*GIVEN REQUEST*
Give every entry again, word for word and in full.

*DATA FOR THIS TASK*

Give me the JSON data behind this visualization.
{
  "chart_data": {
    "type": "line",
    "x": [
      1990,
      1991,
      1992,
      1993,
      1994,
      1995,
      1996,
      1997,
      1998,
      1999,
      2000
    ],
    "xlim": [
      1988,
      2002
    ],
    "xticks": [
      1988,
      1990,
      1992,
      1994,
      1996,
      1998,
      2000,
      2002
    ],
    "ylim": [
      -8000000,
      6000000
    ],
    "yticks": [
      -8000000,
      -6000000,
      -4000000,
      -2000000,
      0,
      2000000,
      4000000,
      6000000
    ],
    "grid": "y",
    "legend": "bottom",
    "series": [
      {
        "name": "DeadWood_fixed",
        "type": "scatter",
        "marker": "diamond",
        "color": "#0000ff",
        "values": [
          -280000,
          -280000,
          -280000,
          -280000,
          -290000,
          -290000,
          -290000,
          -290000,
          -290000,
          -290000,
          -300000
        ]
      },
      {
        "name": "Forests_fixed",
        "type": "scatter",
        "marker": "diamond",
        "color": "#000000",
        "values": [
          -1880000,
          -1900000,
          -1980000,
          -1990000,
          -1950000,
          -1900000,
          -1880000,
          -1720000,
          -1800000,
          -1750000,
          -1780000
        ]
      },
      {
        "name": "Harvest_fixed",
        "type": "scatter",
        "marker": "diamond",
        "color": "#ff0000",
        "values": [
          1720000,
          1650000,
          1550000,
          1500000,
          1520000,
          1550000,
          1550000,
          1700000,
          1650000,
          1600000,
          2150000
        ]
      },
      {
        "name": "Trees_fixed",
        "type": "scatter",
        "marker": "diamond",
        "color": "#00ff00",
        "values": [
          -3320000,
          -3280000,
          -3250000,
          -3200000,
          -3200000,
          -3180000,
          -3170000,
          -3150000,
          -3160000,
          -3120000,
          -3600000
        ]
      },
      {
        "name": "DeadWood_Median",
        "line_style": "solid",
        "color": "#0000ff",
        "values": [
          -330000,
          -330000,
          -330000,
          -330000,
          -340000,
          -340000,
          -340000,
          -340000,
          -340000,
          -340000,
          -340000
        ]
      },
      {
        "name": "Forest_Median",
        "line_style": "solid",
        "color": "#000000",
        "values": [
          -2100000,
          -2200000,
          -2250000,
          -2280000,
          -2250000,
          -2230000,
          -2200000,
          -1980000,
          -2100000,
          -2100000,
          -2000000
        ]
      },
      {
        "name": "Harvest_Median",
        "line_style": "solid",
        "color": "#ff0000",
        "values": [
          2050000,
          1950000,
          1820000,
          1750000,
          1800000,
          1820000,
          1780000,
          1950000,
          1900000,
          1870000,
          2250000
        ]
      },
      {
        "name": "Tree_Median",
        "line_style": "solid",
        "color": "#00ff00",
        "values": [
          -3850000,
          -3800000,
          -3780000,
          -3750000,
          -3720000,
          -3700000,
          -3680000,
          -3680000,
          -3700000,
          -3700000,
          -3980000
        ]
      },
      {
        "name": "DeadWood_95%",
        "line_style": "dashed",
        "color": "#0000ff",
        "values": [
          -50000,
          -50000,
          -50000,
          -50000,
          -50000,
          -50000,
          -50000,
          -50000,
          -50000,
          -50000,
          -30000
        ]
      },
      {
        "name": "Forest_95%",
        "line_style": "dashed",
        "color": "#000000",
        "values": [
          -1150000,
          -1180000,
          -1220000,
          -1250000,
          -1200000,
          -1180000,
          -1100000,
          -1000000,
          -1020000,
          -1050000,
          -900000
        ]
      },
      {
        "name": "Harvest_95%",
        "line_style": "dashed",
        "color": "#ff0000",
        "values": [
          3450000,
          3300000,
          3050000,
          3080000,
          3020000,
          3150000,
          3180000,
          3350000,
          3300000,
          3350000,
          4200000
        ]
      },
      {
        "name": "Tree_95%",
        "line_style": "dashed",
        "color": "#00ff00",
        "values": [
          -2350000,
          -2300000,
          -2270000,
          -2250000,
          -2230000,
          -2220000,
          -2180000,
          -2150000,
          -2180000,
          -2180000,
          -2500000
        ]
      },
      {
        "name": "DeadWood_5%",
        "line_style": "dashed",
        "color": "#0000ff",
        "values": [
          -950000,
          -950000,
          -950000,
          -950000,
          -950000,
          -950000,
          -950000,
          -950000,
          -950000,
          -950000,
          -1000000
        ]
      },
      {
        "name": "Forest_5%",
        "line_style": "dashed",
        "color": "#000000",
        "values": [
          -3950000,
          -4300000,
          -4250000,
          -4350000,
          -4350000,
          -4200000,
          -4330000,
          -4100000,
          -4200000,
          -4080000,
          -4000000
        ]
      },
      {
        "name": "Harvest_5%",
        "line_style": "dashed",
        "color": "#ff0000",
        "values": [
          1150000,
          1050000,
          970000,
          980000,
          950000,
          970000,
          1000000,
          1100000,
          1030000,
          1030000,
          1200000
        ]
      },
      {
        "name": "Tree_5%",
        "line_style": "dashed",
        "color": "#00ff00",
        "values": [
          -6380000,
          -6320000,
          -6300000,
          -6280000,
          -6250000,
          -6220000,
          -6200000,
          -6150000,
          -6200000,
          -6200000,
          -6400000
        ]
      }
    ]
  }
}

*THE OUTPUT*
Give me the JSON data behind this visualization.
{
  "chart_data": {
    "type": "line",
    "x": [
      1990,
      1991,
      1992,
      1993,
      1994,
      1995,
      1996,
      1997,
      1998,
      1999,
      2000
    ],
    "xlim": [
      1988,
      2002
    ],
    "xticks": [
      1988,
      1990,
      1992,
      1994,
      1996,
      1998,
      2000,
      2002
    ],
    "ylim": [
      -8000000,
      6000000
    ],
    "yticks": [
      -8000000,
      -6000000,
      -4000000,
      -2000000,
      0,
      2000000,
      4000000,
      6000000
    ],
    "grid": "y",
    "legend": "bottom",
    "series": [
      {
        "name": "DeadWood_fixed",
        "type": "scatter",
        "marker": "diamond",
        "color": "#0000ff",
        "values": [
          -280000,
          -280000,
          -280000,
          -280000,
          -290000,
          -290000,
          -290000,
          -290000,
          -290000,
          -290000,
          -300000
        ]
      },
      {
        "name": "Forests_fixed",
        "type": "scatter",
        "marker": "diamond",
        "color": "#000000",
        "values": [
          -1880000,
          -1900000,
          -1980000,
          -1990000,
          -1950000,
          -1900000,
          -1880000,
          -1720000,
          -1800000,
          -1750000,
          -1780000
        ]
      },
      {
        "name": "Harvest_fixed",
        "type": "scatter",
        "marker": "diamond",
        "color": "#ff0000",
        "values": [
          1720000,
          1650000,
          1550000,
          1500000,
          1520000,
          1550000,
          1550000,
          1700000,
          1650000,
          1600000,
          2150000
        ]
      },
      {
        "name": "Trees_fixed",
        "type": "scatter",
        "marker": "diamond",
        "color": "#00ff00",
        "values": [
          -3320000,
          -3280000,
          -3250000,
          -3200000,
          -3200000,
          -3180000,
          -3170000,
          -3150000,
          -3160000,
          -3120000,
          -3600000
        ]
      },
      {
        "name": "DeadWood_Median",
        "line_style": "solid",
        "color": "#0000ff",
        "values": [
          -330000,
          -330000,
          -330000,
          -330000,
          -340000,
          -340000,
          -340000,
          -340000,
          -340000,
          -340000,
          -340000
        ]
      },
      {
        "name": "Forest_Median",
        "line_style": "solid",
        "color": "#000000",
        "values": [
          -2100000,
          -2200000,
          -2250000,
          -2280000,
          -2250000,
          -2230000,
          -2200000,
          -1980000,
          -2100000,
          -2100000,
          -2000000
        ]
      },
      {
        "name": "Harvest_Median",
        "line_style": "solid",
        "color": "#ff0000",
        "values": [
          2050000,
          1950000,
          1820000,
          1750000,
          1800000,
          1820000,
          1780000,
          1950000,
          1900000,
          1870000,
          2250000
        ]
      },
      {
        "name": "Tree_Median",
        "line_style": "solid",
        "color": "#00ff00",
        "values": [
          -3850000,
          -3800000,
          -3780000,
          -3750000,
          -3720000,
          -3700000,
          -3680000,
          -3680000,
          -3700000,
          -3700000,
          -3980000
        ]
      },
      {
        "name": "DeadWood_95%",
        "line_style": "dashed",
        "color": "#0000ff",
        "values": [
          -50000,
          -50000,
          -50000,
          -50000,
          -50000,
          -50000,
          -50000,
          -50000,
          -50000,
          -50000,
          -30000
        ]
      },
      {
        "name": "Forest_95%",
        "line_style": "dashed",
        "color": "#000000",
        "values": [
          -1150000,
          -1180000,
          -1220000,
          -1250000,
          -1200000,
          -1180000,
          -1100000,
          -1000000,
          -1020000,
          -1050000,
          -900000
        ]
      },
      {
        "name": "Harvest_95%",
        "line_style": "dashed",
        "color": "#ff0000",
        "values": [
          3450000,
          3300000,
          3050000,
          3080000,
          3020000,
          3150000,
          3180000,
          3350000,
          3300000,
          3350000,
          4200000
        ]
      },
      {
        "name": "Tree_95%",
        "line_style": "dashed",
        "color": "#00ff00",
        "values": [
          -2350000,
          -2300000,
          -2270000,
          -2250000,
          -2230000,
          -2220000,
          -2180000,
          -2150000,
          -2180000,
          -2180000,
          -2500000
        ]
      },
      {
        "name": "DeadWood_5%",
        "line_style": "dashed",
        "color": "#0000ff",
        "values": [
          -950000,
          -950000,
          -950000,
          -950000,
          -950000,
          -950000,
          -950000,
          -950000,
          -950000,
          -950000,
          -1000000
        ]
      },
      {
        "name": "Forest_5%",
        "line_style": "dashed",
        "color": "#000000",
        "values": [
          -3950000,
          -4300000,
          -4250000,
          -4350000,
          -4350000,
          -4200000,
          -4330000,
          -4100000,
          -4200000,
          -4080000,
          -4000000
        ]
      },
      {
        "name": "Harvest_5%",
        "line_style": "dashed",
        "color": "#ff0000",
        "values": [
          1150000,
          1050000,
          970000,
          980000,
          950000,
          970000,
          1000000,
          1100000,
          1030000,
          1030000,
          1200000
        ]
      },
      {
        "name": "Tree_5%",
        "line_style": "dashed",
        "color": "#00ff00",
        "values": [
          -6380000,
          -6320000,
          -6300000,
          -6280000,
          -6250000,
          -6220000,
          -6200000,
          -6150000,
          -6200000,
          -6200000,
          -6400000
        ]
      }
    ]
  }
}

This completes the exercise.